(Data entries)

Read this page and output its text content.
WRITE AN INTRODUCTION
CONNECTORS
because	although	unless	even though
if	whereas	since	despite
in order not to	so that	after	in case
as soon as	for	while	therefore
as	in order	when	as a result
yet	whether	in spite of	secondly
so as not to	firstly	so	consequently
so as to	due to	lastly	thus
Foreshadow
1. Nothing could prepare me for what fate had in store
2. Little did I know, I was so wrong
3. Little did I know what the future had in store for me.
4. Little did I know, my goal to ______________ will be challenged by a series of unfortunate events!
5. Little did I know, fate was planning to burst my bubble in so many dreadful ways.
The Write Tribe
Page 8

# [Prompt]
Output the listing above word for word.

# [Exercise output]
Read this page and output its text content.
WRITE AN INTRODUCTION
CONNECTORS
because	although	unless	even though
if	whereas	since	despite
in order not to	so that	after	in case
as soon as	for	while	therefore
as	in order	when	as a result
yet	whether	in spite of	secondly
so as not to	firstly	so	consequently
so as to	due to	lastly	thus
Foreshadow
1. Nothing could prepare me for what fate had in store
2. Little did I know, I was so wrong
3. Little did I know what the future had in store for me.
4. Little did I know, my goal to ______________ will be challenged by a series of unfortunate events!
5. Little did I know, fate was planning to burst my bubble in so many dreadful ways.
The Write Tribe
Page 8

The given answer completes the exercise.